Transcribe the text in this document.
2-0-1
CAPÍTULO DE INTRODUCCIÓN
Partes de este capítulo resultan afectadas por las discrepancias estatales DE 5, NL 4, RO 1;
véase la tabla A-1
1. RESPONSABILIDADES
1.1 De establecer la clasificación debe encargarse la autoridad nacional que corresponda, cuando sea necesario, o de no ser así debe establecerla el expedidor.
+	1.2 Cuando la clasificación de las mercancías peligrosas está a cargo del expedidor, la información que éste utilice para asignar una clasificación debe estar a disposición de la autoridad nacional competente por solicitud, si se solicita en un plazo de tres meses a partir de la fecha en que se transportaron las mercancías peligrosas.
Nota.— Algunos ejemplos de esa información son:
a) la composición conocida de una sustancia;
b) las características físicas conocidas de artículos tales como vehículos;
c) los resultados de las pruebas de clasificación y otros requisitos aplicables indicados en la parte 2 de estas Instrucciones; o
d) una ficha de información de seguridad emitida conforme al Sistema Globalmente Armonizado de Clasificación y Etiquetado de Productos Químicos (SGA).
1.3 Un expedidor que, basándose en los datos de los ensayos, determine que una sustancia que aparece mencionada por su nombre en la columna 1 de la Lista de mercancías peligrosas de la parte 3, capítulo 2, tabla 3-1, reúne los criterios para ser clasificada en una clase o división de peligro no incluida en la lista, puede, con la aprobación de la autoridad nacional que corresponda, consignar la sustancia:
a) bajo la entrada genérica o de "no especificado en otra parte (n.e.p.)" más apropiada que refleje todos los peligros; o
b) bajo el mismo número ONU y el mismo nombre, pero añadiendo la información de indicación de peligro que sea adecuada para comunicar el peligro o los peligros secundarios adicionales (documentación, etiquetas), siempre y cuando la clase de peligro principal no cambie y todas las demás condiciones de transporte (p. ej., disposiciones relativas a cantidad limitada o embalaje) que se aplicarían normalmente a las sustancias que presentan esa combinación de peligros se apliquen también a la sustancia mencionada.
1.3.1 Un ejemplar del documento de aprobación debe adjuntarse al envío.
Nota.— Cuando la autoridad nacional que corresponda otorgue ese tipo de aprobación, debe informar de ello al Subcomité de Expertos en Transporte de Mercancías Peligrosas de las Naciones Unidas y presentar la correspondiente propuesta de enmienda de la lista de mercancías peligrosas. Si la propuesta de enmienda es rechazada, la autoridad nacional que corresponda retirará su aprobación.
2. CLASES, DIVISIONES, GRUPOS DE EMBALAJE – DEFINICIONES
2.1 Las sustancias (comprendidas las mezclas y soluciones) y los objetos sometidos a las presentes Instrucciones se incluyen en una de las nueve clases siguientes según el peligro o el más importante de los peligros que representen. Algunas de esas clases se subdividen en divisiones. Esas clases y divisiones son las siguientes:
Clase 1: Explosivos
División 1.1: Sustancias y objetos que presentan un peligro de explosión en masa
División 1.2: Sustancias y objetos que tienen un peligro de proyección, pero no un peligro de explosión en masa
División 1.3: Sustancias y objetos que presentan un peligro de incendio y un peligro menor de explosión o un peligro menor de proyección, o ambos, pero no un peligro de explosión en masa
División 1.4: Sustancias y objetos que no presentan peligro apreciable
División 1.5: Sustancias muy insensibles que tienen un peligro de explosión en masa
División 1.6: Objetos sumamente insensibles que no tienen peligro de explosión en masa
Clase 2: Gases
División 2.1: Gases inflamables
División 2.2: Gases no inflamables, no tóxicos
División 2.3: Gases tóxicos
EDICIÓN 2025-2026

============================================================

▶ [Stated task] Where a line holds "debe", copy it out.

▶ [Exercise result]
1.1 De establecer la clasificación debe encargarse la autoridad nacional que corresponda, cuando sea necesario, o de no ser así debe establecerla el expedidor.
+	1.2 Cuando la clasificación de las mercancías peligrosas está a cargo del expedidor, la información que éste utilice para asignar una clasificación debe estar a disposición de la autoridad nacional competente por solicitud, si se solicita en un plazo de tres meses a partir de la fecha en que se transportaron las mercancías peligrosas.
1.3.1 Un ejemplar del documento de aprobación debe adjuntarse al envío.
Nota.— Cuando la autoridad nacional que corresponda otorgue ese tipo de aprobación, debe informar de ello al Subcomité de Expertos en Transporte de Mercancías Peligrosas de las Naciones Unidas y presentar la correspondiente propuesta de enmienda de la lista de mercancías peligrosas. Si la propuesta de enmienda es rechazada, la autoridad nacional que corresponda retirará su aprobación.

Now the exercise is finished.